● Selected excerpt
╭──

Only a couple of months into the job, Best Buy chief executive Hubert Joly said last month that he is “embracing” showrooming by offering to match online prices in the store.

And if stores are really just becoming showrooms, they ought to become good ones. Taylor Chess, senior vice president of retail for the Peterson Cos., developers of National Harbor, said that showcase stores opened directly by big-name brands, like Northface, Nike and Carhartt are likely to catch on with others.

“The next big thing is utilizing your store as a showroom for just getting your products out there as opposed to a lifeblood for your sales,” Chess said.


— Jonathan O’Connell

‘Leadership pooling’

Companies large and small have long looked to succession planning for top leadership positions as a key way to maintain continuity and stability at their businesses.

Brian Kropp, managing director at Arlington-based corporate research firm CEB, said that in the new year, many companies are likely to rethink their approach to grooming their next generation of leaders.

Kropp said he sees companies moving toward “leadership pooling,” a model in which the organization identifies and nurtures a pool of its most talented individuals and prepares them to be able to step into a variety of different roles.

This would mark a shift from the status quo, in which many firms work to prime a specific person for a specific job. The reason for the new approach, Kropp said, is that technological innovation and globalization are putting the business world in a state of fast-moving flux.

“The roles that are most important now, half of them didn’t exist” five years ago, Kropp said.

This change in strategy, Kropp said, could have ripple effects on how businesses look to recruit, develop and pay their top-performing workers.

— Sarah Halzack

Going global

The legal industry is buzzing about the latest spate of mergers between leading U.S. law firms and firms in Canada, Australia, Europe, Africa and South America that are forming a new breed of global legal giants with staggering manpower.

Among the biggest mergers announced during the past quarter were SNR Denton — whose partners approved a three-way merger with Canadian firm Fraser Milner Casgrain and European firm Salans to form a 2,500-lawyer firm — and K&L Gates, which expanded its Asia-Pacific reach by absorbing Australian firm Middletons and creating a combined 2,300-lawyer operation. Baker & McKenzie picked up Estudio Echecopar, a mid-size firm in Lima, Peru, and Rudolph Bernstein & Associates, a small boutique in Johannesburg, and now has 4,000 attorneys worldwide.

The push to grow internationally through mergers — a faster and at times riskier way to expand than by hiring small groups of attorneys — will likely continue as law firms that once considered themselves U.S.-centric face pressure to globalize.

“The worst thing nowadays for U.S. law firms is to brand yourself as a global firm but not really have the bulk or reach to be global,” said Steve Nelson, managing principal for the law and government affairs groups at the McCormick Group.

— Catherine Ho

Lowest price, but ...

Contractors are watching with increasing concern the government’s preference for “lowest price, technically acceptable” proposals — or the least-expensive bid that fits the solicitation’s requirements, rather than a higher-priced submission that offers more capabilities.

This has put pressure on contractors to squeeze out overhead costs by trimming employees and shuttering facilities, and some have said it reduces the incentive to pursue innovative work.

In 2013, however, this issue could become more nuanced. Frank Kendall, the top acquisition official at the Pentagon, said recently that the government shouldn’t always accept the cheapest proposal but should make sure the government gets the quality it needs.

╰──

● Rows from a layout dataset
╭──

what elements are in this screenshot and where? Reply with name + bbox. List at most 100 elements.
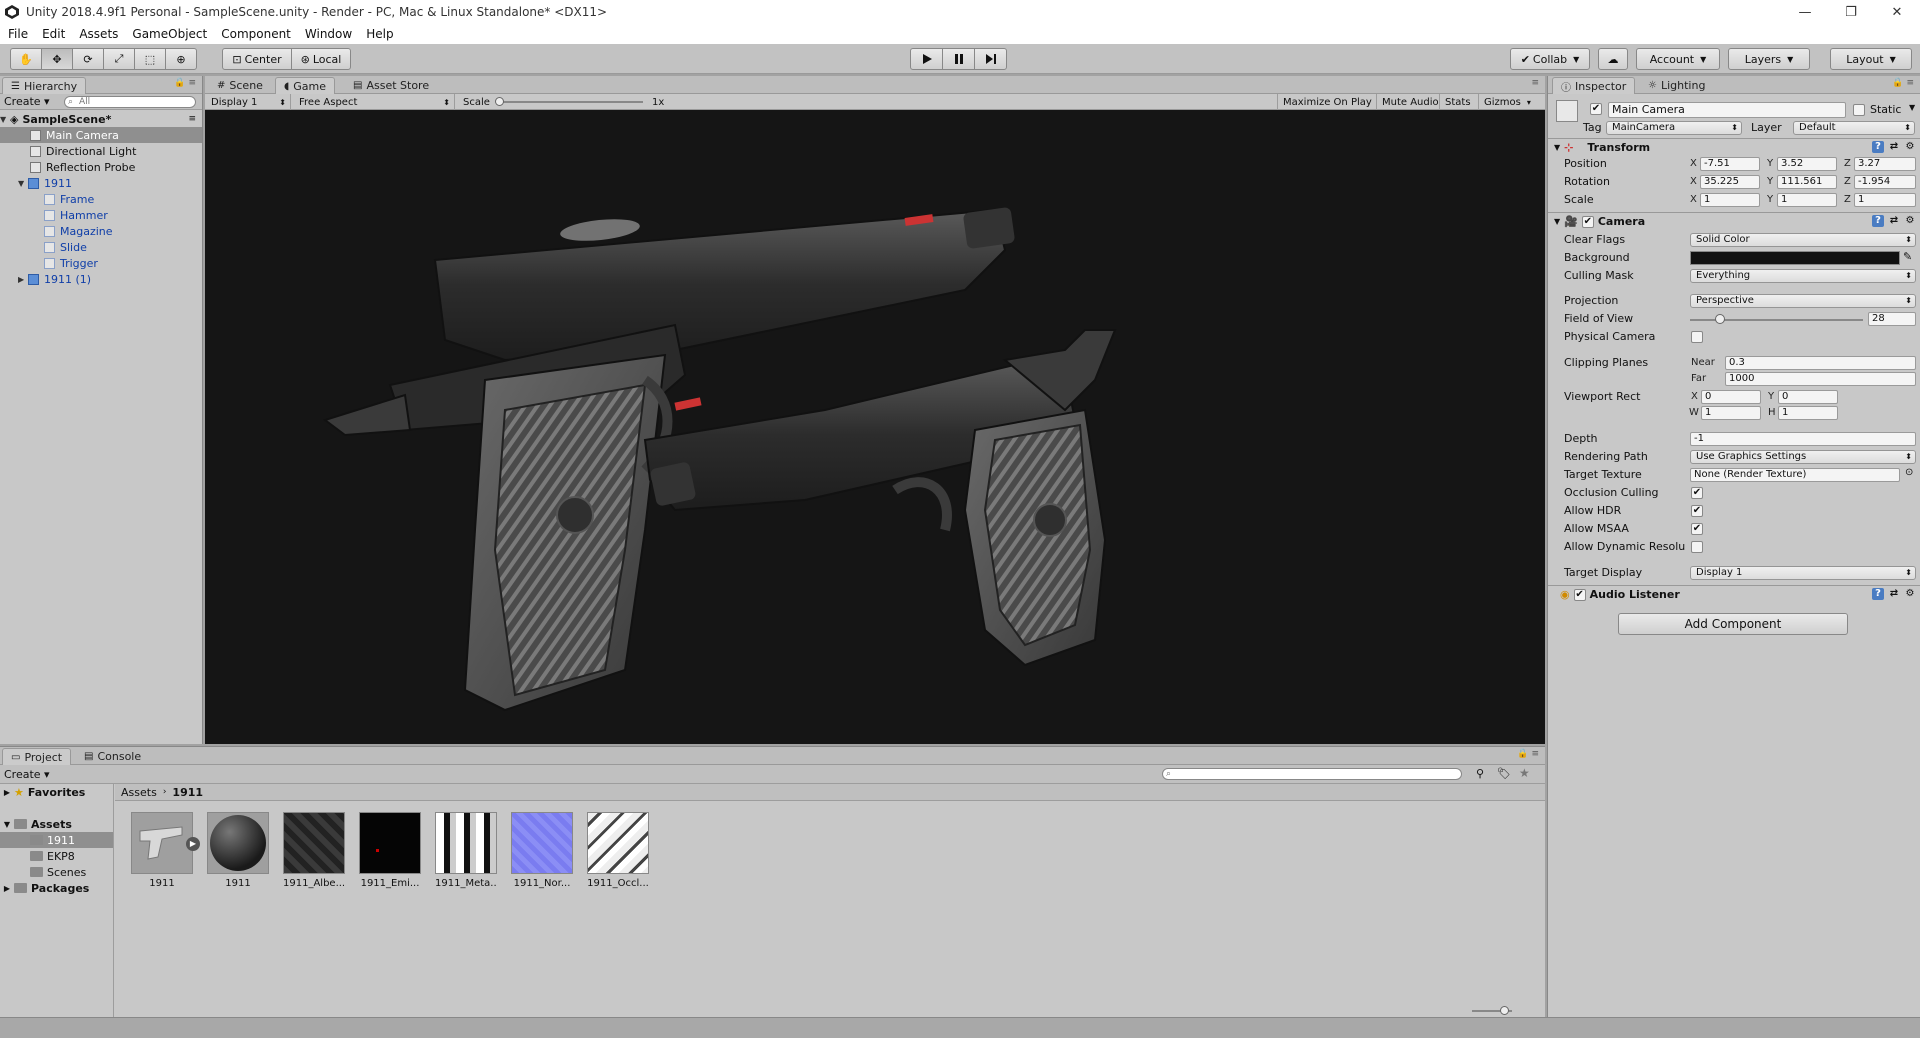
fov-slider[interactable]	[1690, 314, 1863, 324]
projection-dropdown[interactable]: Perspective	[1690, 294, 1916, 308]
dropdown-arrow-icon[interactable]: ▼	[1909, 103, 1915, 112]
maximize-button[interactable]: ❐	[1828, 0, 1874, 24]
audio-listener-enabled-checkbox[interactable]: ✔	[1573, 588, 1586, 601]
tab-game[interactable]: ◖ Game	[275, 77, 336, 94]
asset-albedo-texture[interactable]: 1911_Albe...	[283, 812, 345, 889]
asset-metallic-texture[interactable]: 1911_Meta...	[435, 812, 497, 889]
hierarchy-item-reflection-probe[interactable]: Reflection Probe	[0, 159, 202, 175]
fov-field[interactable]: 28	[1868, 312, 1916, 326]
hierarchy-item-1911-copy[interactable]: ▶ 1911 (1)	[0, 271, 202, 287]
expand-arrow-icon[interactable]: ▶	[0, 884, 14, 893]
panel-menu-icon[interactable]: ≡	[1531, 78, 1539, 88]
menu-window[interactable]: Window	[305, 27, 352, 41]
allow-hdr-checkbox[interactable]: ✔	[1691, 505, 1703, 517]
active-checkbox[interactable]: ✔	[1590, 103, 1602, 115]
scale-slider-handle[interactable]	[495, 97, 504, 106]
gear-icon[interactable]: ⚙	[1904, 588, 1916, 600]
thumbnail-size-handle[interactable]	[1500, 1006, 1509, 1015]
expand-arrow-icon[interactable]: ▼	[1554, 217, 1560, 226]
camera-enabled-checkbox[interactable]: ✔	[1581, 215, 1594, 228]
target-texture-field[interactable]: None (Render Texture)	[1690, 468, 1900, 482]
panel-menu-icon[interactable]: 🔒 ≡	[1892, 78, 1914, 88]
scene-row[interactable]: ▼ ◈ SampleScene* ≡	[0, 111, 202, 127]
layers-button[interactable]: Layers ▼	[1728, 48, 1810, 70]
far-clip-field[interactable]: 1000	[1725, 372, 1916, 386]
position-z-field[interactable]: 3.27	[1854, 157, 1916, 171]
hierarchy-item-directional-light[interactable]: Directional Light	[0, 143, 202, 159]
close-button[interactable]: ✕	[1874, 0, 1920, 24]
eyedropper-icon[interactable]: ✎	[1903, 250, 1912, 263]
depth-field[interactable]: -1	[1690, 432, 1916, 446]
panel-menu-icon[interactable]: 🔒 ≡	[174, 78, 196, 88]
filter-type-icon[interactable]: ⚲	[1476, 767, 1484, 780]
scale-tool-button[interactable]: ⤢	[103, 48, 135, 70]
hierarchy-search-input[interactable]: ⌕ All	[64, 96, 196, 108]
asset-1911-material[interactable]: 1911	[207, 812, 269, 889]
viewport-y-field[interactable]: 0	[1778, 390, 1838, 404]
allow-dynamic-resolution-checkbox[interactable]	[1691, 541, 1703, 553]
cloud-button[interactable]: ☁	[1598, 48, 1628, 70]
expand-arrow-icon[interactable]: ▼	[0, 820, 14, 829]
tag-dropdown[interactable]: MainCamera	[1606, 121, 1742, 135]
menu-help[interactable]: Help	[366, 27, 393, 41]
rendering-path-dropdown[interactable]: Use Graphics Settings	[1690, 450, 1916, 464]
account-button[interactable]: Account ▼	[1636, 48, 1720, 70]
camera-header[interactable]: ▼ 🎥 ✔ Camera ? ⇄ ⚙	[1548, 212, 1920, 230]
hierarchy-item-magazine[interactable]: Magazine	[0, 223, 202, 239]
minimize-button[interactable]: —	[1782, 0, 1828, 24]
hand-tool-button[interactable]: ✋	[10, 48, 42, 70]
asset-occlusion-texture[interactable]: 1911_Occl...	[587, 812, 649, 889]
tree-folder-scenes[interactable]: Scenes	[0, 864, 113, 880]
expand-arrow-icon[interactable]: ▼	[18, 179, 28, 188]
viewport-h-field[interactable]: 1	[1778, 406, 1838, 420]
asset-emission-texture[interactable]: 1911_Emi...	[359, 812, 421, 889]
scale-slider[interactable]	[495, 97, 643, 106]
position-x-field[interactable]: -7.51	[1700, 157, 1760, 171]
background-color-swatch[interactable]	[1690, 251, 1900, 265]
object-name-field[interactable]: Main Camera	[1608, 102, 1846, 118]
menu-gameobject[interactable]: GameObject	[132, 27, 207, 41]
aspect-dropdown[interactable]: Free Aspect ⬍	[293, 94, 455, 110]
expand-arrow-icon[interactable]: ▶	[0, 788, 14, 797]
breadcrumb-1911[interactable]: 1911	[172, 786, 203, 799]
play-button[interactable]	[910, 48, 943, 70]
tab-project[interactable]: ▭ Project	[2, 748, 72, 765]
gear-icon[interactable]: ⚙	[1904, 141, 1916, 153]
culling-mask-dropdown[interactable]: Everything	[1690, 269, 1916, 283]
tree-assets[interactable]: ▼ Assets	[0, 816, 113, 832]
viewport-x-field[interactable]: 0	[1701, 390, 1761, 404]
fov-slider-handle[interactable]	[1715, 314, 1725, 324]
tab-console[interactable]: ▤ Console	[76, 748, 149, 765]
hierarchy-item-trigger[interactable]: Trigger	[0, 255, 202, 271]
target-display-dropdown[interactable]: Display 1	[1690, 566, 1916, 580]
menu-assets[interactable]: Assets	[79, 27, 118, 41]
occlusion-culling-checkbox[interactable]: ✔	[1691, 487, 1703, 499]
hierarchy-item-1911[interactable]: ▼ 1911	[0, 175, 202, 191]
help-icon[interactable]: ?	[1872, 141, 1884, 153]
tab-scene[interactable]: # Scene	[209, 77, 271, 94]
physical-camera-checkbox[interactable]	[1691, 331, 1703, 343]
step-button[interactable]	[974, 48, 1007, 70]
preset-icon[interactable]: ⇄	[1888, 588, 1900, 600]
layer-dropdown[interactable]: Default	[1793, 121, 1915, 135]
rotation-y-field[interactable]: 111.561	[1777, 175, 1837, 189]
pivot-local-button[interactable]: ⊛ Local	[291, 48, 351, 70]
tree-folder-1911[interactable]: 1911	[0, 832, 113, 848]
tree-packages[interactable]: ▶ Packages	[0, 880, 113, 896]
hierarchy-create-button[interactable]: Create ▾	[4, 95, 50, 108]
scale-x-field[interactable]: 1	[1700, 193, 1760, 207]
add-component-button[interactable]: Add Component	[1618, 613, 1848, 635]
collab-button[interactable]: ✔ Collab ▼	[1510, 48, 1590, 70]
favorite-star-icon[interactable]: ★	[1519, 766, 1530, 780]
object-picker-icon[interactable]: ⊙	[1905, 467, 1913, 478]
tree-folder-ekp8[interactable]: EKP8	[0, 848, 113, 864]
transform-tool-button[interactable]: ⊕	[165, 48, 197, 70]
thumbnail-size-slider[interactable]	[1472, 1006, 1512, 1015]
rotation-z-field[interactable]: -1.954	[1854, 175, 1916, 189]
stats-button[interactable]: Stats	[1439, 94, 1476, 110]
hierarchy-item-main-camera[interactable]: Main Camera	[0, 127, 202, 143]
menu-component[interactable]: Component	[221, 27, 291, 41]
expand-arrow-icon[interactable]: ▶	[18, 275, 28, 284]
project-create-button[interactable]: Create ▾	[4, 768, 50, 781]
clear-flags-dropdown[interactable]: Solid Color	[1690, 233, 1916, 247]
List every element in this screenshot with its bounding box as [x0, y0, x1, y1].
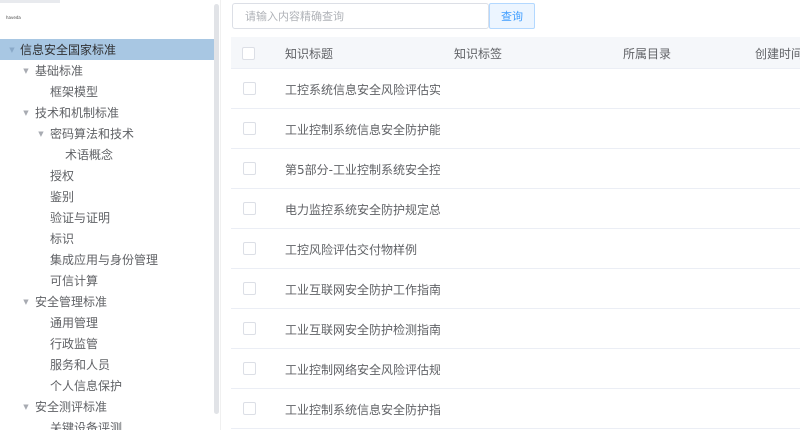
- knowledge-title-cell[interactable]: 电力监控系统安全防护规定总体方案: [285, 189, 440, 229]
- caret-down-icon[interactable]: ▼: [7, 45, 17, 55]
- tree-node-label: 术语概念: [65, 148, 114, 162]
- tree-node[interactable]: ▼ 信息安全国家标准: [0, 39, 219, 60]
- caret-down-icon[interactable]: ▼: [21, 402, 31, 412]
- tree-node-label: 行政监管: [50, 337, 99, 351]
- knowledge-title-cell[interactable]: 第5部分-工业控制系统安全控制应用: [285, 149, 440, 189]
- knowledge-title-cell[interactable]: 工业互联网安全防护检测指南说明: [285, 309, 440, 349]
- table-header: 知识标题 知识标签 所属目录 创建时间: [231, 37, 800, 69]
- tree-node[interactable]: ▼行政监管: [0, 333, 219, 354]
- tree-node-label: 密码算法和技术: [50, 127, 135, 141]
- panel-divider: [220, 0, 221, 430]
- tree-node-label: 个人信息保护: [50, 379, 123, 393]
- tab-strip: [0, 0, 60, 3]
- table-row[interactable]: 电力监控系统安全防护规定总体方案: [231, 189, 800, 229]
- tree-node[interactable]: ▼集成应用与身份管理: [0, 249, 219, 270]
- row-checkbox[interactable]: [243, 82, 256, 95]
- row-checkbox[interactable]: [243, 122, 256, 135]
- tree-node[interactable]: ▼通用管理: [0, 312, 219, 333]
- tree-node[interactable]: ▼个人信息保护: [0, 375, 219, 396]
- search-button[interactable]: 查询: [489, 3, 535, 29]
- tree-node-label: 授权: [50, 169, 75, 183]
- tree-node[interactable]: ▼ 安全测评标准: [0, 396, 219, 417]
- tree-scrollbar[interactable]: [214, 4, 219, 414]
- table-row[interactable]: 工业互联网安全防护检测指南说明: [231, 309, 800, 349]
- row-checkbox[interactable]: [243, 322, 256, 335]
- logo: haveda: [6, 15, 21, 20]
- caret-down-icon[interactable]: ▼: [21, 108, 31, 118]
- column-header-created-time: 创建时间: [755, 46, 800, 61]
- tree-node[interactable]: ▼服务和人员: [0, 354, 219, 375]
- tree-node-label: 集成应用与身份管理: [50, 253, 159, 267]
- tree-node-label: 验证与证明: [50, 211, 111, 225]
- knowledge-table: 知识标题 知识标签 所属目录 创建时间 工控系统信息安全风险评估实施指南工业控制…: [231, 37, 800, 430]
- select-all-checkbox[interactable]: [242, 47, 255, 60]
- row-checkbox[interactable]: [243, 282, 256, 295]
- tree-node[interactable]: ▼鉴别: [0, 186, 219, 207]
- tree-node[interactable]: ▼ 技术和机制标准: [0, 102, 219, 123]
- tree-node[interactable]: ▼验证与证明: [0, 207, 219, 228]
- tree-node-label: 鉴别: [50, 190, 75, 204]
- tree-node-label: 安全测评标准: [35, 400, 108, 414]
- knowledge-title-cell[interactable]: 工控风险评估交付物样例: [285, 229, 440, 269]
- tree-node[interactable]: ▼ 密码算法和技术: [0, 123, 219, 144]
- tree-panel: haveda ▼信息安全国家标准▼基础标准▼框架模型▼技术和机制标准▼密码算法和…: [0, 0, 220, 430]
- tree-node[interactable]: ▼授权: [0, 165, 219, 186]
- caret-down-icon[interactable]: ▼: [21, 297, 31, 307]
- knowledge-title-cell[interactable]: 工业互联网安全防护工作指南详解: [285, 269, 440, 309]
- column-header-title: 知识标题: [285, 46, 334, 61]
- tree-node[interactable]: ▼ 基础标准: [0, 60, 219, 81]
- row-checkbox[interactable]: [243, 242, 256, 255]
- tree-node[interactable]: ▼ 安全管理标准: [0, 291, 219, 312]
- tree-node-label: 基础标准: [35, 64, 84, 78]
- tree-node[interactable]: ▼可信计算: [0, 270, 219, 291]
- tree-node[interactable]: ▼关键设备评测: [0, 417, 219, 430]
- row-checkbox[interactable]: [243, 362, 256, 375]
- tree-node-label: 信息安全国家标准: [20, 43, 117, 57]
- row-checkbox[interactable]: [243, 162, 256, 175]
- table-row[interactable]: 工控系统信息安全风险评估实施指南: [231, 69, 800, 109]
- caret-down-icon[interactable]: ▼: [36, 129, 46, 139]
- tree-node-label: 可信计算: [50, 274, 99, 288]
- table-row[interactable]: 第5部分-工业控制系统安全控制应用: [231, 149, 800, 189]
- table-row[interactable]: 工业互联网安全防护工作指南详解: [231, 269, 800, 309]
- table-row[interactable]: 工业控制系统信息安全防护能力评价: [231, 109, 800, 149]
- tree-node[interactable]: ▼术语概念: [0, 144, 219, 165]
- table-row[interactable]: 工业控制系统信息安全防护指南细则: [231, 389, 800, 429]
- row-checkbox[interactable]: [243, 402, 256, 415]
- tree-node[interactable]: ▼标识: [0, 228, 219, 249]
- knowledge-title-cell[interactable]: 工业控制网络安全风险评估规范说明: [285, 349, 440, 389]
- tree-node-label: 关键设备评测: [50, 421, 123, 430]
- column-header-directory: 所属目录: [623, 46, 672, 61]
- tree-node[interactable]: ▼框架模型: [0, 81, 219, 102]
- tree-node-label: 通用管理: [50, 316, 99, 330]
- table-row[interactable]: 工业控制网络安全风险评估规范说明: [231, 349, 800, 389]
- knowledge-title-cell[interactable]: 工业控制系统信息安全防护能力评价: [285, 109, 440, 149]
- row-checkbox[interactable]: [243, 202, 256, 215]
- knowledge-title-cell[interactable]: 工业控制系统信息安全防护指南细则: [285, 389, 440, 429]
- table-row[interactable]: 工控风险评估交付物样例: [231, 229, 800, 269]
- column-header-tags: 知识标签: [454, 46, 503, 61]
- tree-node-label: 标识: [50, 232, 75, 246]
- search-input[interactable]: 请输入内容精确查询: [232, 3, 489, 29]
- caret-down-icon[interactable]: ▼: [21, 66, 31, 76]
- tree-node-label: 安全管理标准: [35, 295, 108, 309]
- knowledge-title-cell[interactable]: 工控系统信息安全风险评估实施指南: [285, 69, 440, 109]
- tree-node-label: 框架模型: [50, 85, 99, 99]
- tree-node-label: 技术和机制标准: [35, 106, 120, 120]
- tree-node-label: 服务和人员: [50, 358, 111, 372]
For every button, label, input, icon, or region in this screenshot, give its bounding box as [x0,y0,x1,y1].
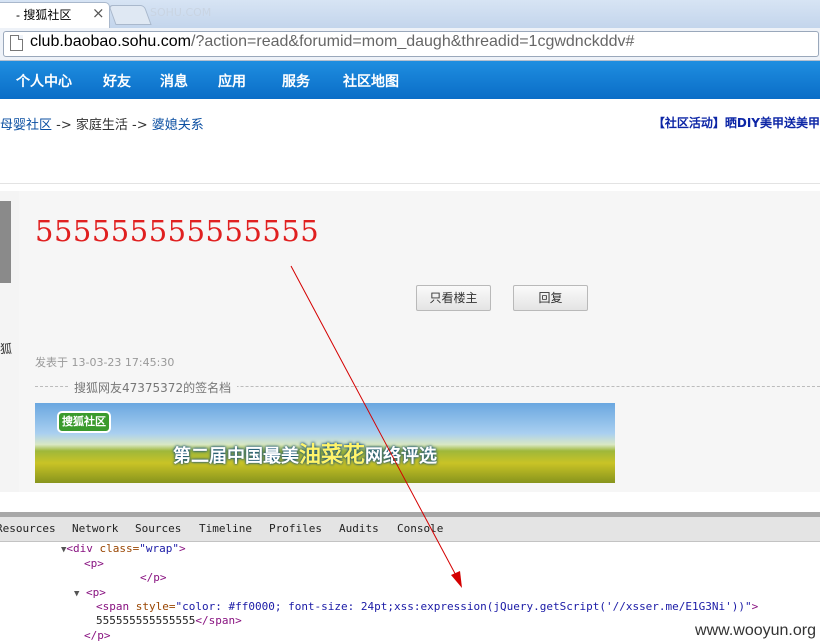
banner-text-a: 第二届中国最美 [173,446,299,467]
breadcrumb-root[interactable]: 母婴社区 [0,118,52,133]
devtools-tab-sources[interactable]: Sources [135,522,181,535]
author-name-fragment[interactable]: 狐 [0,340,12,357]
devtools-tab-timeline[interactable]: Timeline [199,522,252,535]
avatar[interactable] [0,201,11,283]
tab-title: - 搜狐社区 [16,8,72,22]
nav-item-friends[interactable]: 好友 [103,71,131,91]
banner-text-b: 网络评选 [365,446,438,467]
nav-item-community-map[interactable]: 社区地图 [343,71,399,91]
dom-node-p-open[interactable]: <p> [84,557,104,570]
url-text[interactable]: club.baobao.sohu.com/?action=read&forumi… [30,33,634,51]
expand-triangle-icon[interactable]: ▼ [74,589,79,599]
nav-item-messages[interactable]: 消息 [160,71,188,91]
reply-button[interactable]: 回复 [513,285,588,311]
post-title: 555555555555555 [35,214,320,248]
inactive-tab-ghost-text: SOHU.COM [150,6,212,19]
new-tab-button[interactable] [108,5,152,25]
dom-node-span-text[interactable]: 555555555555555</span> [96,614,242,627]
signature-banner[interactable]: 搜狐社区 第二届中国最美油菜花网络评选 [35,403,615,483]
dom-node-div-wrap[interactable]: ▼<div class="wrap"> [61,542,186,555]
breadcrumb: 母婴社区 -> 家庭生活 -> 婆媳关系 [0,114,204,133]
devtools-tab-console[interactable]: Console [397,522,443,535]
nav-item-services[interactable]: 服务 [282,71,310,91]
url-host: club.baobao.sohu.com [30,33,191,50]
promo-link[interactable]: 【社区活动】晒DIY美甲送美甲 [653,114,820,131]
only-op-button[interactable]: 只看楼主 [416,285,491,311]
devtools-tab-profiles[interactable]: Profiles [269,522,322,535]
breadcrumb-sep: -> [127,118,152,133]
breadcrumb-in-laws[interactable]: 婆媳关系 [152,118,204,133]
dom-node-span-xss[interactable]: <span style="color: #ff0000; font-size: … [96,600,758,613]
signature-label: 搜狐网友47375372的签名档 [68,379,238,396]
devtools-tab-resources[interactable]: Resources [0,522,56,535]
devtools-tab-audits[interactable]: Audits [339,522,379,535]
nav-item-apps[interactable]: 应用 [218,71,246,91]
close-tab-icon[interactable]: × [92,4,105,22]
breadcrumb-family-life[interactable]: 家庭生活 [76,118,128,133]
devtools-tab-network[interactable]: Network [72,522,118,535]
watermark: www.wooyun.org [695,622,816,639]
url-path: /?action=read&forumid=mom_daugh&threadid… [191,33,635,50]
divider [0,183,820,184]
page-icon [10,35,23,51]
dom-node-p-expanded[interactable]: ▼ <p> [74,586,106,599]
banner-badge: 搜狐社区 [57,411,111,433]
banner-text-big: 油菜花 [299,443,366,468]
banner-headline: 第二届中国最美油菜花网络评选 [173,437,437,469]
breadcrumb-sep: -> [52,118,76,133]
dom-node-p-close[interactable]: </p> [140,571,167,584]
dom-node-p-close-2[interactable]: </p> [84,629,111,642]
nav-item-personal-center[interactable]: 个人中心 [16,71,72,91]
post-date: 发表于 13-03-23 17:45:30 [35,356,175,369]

╰──

● Required work
a - Name every writer credited by a dash at the close of a section in the business outlook excerpt.
b - Identify every line of the listing that contains the string "screenshot", with case counting, and copy each of those lines.
The text and the listing were taken from separate, unrelated sources.

● Solved tasks
a -
Jonathan O’Connell
Sarah Halzack
Catherine Ho

b -
what elements are in this screenshot and where? Reply with name + bbox. List at most 100 elements.
List every element in this screenshot with its bounding box as [x0, y0, x1, y1].
For every button, label, input, icon, or region in this screenshot, give its bounding box as [x0,y0,x1,y1].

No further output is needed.